** BEGIN MATERIAL FOR THE TASK **

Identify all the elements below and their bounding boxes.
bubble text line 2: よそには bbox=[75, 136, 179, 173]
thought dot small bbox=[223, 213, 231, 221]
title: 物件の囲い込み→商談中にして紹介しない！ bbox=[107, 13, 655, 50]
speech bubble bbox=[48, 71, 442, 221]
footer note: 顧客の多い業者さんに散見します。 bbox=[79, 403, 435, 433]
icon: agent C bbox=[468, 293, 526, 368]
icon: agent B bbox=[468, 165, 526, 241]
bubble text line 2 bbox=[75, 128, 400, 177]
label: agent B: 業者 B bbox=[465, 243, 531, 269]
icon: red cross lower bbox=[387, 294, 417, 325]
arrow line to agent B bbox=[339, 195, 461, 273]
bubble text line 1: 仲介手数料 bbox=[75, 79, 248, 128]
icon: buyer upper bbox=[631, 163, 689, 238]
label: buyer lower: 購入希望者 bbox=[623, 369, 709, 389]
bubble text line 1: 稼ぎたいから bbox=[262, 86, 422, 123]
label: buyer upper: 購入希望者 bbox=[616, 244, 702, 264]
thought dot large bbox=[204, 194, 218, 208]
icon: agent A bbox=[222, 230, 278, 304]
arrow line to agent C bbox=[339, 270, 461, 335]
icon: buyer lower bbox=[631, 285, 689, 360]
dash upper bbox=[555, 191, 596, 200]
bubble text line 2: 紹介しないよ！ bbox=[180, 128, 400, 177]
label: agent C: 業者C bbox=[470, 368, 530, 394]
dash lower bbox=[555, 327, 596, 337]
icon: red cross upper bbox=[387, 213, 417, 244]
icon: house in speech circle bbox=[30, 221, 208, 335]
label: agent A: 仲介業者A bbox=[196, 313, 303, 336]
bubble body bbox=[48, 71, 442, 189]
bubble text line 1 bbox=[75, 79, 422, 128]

** END MATERIAL FOR THE TASK **

• _PROMPT_
Repeat all the lines of the data above word for word.

• _ANSWER FOR THIS EXERCISE_
Identify all the elements below and their bounding boxes.
bubble text line 2: よそには bbox=[75, 136, 179, 173]
thought dot small bbox=[223, 213, 231, 221]
title: 物件の囲い込み→商談中にして紹介しない！ bbox=[107, 13, 655, 50]
speech bubble bbox=[48, 71, 442, 221]
footer note: 顧客の多い業者さんに散見します。 bbox=[79, 403, 435, 433]
icon: agent C bbox=[468, 293, 526, 368]
icon: agent B bbox=[468, 165, 526, 241]
bubble text line 2 bbox=[75, 128, 400, 177]
label: agent B: 業者 B bbox=[465, 243, 531, 269]
icon: red cross lower bbox=[387, 294, 417, 325]
arrow line to agent B bbox=[339, 195, 461, 273]
bubble text line 1: 仲介手数料 bbox=[75, 79, 248, 128]
icon: buyer upper bbox=[631, 163, 689, 238]
label: buyer lower: 購入希望者 bbox=[623, 369, 709, 389]
bubble text line 1: 稼ぎたいから bbox=[262, 86, 422, 123]
label: buyer upper: 購入希望者 bbox=[616, 244, 702, 264]
thought dot large bbox=[204, 194, 218, 208]
icon: agent A bbox=[222, 230, 278, 304]
arrow line to agent C bbox=[339, 270, 461, 335]
icon: buyer lower bbox=[631, 285, 689, 360]
dash upper bbox=[555, 191, 596, 200]
bubble text line 2: 紹介しないよ！ bbox=[180, 128, 400, 177]
label: agent C: 業者C bbox=[470, 368, 530, 394]
dash lower bbox=[555, 327, 596, 337]
icon: red cross upper bbox=[387, 213, 417, 244]
icon: house in speech circle bbox=[30, 221, 208, 335]
label: agent A: 仲介業者A bbox=[196, 313, 303, 336]
bubble body bbox=[48, 71, 442, 189]
bubble text line 1 bbox=[75, 79, 422, 128]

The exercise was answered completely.